▶ _TASK STATEMENT_: Review the lines that follow and copy each one that contains the word "actuator".

---*---

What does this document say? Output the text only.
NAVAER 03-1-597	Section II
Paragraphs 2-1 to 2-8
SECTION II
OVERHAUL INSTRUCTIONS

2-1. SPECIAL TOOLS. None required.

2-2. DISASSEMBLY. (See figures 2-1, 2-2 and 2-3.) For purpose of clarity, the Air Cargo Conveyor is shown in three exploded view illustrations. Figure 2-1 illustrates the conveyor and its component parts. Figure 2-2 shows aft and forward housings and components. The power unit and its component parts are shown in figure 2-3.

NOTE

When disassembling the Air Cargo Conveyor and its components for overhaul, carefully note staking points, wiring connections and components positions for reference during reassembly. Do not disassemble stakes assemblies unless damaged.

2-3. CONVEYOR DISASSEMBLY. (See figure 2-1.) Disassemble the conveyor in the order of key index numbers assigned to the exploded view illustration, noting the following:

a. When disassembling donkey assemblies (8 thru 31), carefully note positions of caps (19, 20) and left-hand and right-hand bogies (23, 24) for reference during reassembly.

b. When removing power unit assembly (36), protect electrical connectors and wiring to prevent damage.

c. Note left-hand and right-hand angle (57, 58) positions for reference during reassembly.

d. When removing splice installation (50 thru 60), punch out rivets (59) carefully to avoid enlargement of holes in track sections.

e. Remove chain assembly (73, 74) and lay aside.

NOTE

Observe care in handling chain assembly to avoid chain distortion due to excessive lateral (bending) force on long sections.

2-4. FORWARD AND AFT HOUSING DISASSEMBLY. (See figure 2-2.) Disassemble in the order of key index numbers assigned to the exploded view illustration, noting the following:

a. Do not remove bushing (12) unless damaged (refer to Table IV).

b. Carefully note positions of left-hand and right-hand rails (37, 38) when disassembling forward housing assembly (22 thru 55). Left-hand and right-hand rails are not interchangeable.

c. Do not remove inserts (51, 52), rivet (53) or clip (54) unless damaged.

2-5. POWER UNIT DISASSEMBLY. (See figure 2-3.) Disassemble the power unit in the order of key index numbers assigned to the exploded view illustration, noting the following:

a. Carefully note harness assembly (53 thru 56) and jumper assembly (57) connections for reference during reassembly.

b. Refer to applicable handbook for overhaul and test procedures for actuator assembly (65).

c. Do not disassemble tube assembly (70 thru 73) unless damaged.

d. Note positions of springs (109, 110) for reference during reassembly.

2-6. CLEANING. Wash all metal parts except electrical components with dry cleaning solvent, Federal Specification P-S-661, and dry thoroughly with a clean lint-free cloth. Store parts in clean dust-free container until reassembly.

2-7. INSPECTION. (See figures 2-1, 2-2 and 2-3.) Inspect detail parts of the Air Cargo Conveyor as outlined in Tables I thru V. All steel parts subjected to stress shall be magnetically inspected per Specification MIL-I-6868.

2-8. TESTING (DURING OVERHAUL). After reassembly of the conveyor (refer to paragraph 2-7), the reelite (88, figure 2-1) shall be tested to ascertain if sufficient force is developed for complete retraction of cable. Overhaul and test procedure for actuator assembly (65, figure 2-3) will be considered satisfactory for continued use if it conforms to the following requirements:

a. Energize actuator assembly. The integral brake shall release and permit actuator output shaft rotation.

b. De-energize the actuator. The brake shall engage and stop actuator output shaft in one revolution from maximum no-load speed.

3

---*---

▶ _ANSWER TO THIS TASK_:
b. Refer to applicable handbook for overhaul and test procedures for actuator assembly (65).
2-8. TESTING (DURING OVERHAUL). After reassembly of the conveyor (refer to paragraph 2-7), the reelite (88, figure 2-1) shall be tested to ascertain if sufficient force is developed for complete retraction of cable. Overhaul and test procedure for actuator assembly (65, figure 2-3) will be considered satisfactory for continued use if it conforms to the following requirements:
a. Energize actuator assembly. The integral brake shall release and permit actuator output shaft rotation.
b. De-energize the actuator. The brake shall engage and stop actuator output shaft in one revolution from maximum no-load speed.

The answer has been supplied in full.